# [Directions]
Retype all of the data exactly as given.

# [Records provided]

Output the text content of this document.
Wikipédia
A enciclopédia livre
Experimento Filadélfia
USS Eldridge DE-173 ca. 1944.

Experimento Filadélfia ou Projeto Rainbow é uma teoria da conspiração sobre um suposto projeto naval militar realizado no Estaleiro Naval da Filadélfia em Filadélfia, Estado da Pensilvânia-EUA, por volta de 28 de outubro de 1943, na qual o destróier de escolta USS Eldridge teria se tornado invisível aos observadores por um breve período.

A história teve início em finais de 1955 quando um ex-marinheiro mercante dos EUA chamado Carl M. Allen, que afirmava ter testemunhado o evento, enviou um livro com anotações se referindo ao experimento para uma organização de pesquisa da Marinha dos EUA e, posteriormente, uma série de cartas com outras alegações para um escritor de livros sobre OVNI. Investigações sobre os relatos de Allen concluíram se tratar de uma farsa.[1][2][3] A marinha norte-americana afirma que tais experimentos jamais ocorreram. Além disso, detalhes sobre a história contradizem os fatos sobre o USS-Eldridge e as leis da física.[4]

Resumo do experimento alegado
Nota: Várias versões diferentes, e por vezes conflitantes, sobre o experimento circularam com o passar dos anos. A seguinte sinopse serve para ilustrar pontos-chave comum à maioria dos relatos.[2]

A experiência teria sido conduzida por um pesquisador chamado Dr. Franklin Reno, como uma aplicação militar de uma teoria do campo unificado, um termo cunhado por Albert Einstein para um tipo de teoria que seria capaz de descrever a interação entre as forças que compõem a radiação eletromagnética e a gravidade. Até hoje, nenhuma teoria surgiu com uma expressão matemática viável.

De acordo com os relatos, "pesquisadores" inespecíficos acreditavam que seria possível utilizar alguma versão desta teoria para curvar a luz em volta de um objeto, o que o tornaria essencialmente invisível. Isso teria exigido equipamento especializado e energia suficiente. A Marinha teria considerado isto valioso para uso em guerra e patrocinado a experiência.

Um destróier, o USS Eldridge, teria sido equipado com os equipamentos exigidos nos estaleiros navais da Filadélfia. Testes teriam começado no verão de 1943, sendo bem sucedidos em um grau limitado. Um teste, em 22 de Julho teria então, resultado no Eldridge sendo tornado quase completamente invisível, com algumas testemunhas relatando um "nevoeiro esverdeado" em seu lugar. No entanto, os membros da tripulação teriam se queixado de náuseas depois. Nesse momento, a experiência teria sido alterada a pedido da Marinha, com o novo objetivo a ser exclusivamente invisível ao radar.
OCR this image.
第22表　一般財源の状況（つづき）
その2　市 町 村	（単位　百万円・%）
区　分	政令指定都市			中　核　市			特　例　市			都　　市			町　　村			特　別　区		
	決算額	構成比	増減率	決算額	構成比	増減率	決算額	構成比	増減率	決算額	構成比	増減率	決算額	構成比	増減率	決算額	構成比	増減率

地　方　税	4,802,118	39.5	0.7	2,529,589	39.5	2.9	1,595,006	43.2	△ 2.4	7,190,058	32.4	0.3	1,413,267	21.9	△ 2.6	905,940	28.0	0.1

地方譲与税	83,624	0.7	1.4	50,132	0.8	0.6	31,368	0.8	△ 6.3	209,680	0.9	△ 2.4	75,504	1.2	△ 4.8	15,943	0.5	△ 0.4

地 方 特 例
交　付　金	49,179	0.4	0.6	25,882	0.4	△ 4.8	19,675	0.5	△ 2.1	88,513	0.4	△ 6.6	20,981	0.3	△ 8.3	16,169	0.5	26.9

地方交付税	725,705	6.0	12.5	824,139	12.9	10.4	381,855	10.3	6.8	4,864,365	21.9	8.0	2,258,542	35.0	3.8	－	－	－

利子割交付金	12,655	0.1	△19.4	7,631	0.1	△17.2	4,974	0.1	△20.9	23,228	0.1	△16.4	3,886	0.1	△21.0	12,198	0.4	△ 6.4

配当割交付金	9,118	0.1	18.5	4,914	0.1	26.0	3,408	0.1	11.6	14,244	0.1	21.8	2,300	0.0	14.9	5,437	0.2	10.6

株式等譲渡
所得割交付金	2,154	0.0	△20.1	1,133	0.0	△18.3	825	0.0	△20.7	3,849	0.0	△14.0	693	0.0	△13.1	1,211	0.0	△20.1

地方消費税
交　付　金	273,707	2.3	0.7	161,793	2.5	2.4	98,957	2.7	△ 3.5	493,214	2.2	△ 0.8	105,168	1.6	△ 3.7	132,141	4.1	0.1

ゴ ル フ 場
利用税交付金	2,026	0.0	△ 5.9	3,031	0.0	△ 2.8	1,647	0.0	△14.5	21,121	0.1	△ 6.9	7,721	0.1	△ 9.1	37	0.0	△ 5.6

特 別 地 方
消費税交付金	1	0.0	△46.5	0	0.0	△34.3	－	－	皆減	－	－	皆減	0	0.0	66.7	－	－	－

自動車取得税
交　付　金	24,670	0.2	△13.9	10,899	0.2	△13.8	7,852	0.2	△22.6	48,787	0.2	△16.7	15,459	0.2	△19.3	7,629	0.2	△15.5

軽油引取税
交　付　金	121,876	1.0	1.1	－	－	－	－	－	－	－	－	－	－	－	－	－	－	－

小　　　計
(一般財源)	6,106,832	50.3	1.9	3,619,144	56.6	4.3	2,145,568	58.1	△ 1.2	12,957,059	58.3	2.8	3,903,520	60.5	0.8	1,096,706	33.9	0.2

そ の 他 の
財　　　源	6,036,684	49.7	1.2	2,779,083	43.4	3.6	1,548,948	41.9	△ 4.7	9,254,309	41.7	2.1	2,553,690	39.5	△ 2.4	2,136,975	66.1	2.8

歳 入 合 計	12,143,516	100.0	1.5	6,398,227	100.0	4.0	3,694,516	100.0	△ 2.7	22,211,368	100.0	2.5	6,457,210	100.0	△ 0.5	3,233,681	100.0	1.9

# [Full response]
Output the text content of this document.
Wikipédia
A enciclopédia livre
Experimento Filadélfia
USS Eldridge DE-173 ca. 1944.

Experimento Filadélfia ou Projeto Rainbow é uma teoria da conspiração sobre um suposto projeto naval militar realizado no Estaleiro Naval da Filadélfia em Filadélfia, Estado da Pensilvânia-EUA, por volta de 28 de outubro de 1943, na qual o destróier de escolta USS Eldridge teria se tornado invisível aos observadores por um breve período.

A história teve início em finais de 1955 quando um ex-marinheiro mercante dos EUA chamado Carl M. Allen, que afirmava ter testemunhado o evento, enviou um livro com anotações se referindo ao experimento para uma organização de pesquisa da Marinha dos EUA e, posteriormente, uma série de cartas com outras alegações para um escritor de livros sobre OVNI. Investigações sobre os relatos de Allen concluíram se tratar de uma farsa.[1][2][3] A marinha norte-americana afirma que tais experimentos jamais ocorreram. Além disso, detalhes sobre a história contradizem os fatos sobre o USS-Eldridge e as leis da física.[4]

Resumo do experimento alegado
Nota: Várias versões diferentes, e por vezes conflitantes, sobre o experimento circularam com o passar dos anos. A seguinte sinopse serve para ilustrar pontos-chave comum à maioria dos relatos.[2]

A experiência teria sido conduzida por um pesquisador chamado Dr. Franklin Reno, como uma aplicação militar de uma teoria do campo unificado, um termo cunhado por Albert Einstein para um tipo de teoria que seria capaz de descrever a interação entre as forças que compõem a radiação eletromagnética e a gravidade. Até hoje, nenhuma teoria surgiu com uma expressão matemática viável.

De acordo com os relatos, "pesquisadores" inespecíficos acreditavam que seria possível utilizar alguma versão desta teoria para curvar a luz em volta de um objeto, o que o tornaria essencialmente invisível. Isso teria exigido equipamento especializado e energia suficiente. A Marinha teria considerado isto valioso para uso em guerra e patrocinado a experiência.

Um destróier, o USS Eldridge, teria sido equipado com os equipamentos exigidos nos estaleiros navais da Filadélfia. Testes teriam começado no verão de 1943, sendo bem sucedidos em um grau limitado. Um teste, em 22 de Julho teria então, resultado no Eldridge sendo tornado quase completamente invisível, com algumas testemunhas relatando um "nevoeiro esverdeado" em seu lugar. No entanto, os membros da tripulação teriam se queixado de náuseas depois. Nesse momento, a experiência teria sido alterada a pedido da Marinha, com o novo objetivo a ser exclusivamente invisível ao radar.
OCR this image.
第22表　一般財源の状況（つづき）
その2　市 町 村	（単位　百万円・%）
区　分	政令指定都市			中　核　市			特　例　市			都　　市			町　　村			特　別　区		
	決算額	構成比	増減率	決算額	構成比	増減率	決算額	構成比	増減率	決算額	構成比	増減率	決算額	構成比	増減率	決算額	構成比	増減率

地　方　税	4,802,118	39.5	0.7	2,529,589	39.5	2.9	1,595,006	43.2	△ 2.4	7,190,058	32.4	0.3	1,413,267	21.9	△ 2.6	905,940	28.0	0.1

地方譲与税	83,624	0.7	1.4	50,132	0.8	0.6	31,368	0.8	△ 6.3	209,680	0.9	△ 2.4	75,504	1.2	△ 4.8	15,943	0.5	△ 0.4

地 方 特 例
交　付　金	49,179	0.4	0.6	25,882	0.4	△ 4.8	19,675	0.5	△ 2.1	88,513	0.4	△ 6.6	20,981	0.3	△ 8.3	16,169	0.5	26.9

地方交付税	725,705	6.0	12.5	824,139	12.9	10.4	381,855	10.3	6.8	4,864,365	21.9	8.0	2,258,542	35.0	3.8	－	－	－

利子割交付金	12,655	0.1	△19.4	7,631	0.1	△17.2	4,974	0.1	△20.9	23,228	0.1	△16.4	3,886	0.1	△21.0	12,198	0.4	△ 6.4

配当割交付金	9,118	0.1	18.5	4,914	0.1	26.0	3,408	0.1	11.6	14,244	0.1	21.8	2,300	0.0	14.9	5,437	0.2	10.6

株式等譲渡
所得割交付金	2,154	0.0	△20.1	1,133	0.0	△18.3	825	0.0	△20.7	3,849	0.0	△14.0	693	0.0	△13.1	1,211	0.0	△20.1

地方消費税
交　付　金	273,707	2.3	0.7	161,793	2.5	2.4	98,957	2.7	△ 3.5	493,214	2.2	△ 0.8	105,168	1.6	△ 3.7	132,141	4.1	0.1

ゴ ル フ 場
利用税交付金	2,026	0.0	△ 5.9	3,031	0.0	△ 2.8	1,647	0.0	△14.5	21,121	0.1	△ 6.9	7,721	0.1	△ 9.1	37	0.0	△ 5.6

特 別 地 方
消費税交付金	1	0.0	△46.5	0	0.0	△34.3	－	－	皆減	－	－	皆減	0	0.0	66.7	－	－	－

自動車取得税
交　付　金	24,670	0.2	△13.9	10,899	0.2	△13.8	7,852	0.2	△22.6	48,787	0.2	△16.7	15,459	0.2	△19.3	7,629	0.2	△15.5

軽油引取税
交　付　金	121,876	1.0	1.1	－	－	－	－	－	－	－	－	－	－	－	－	－	－	－

小　　　計
(一般財源)	6,106,832	50.3	1.9	3,619,144	56.6	4.3	2,145,568	58.1	△ 1.2	12,957,059	58.3	2.8	3,903,520	60.5	0.8	1,096,706	33.9	0.2

そ の 他 の
財　　　源	6,036,684	49.7	1.2	2,779,083	43.4	3.6	1,548,948	41.9	△ 4.7	9,254,309	41.7	2.1	2,553,690	39.5	△ 2.4	2,136,975	66.1	2.8

歳 入 合 計	12,143,516	100.0	1.5	6,398,227	100.0	4.0	3,694,516	100.0	△ 2.7	22,211,368	100.0	2.5	6,457,210	100.0	△ 0.5	3,233,681	100.0	1.9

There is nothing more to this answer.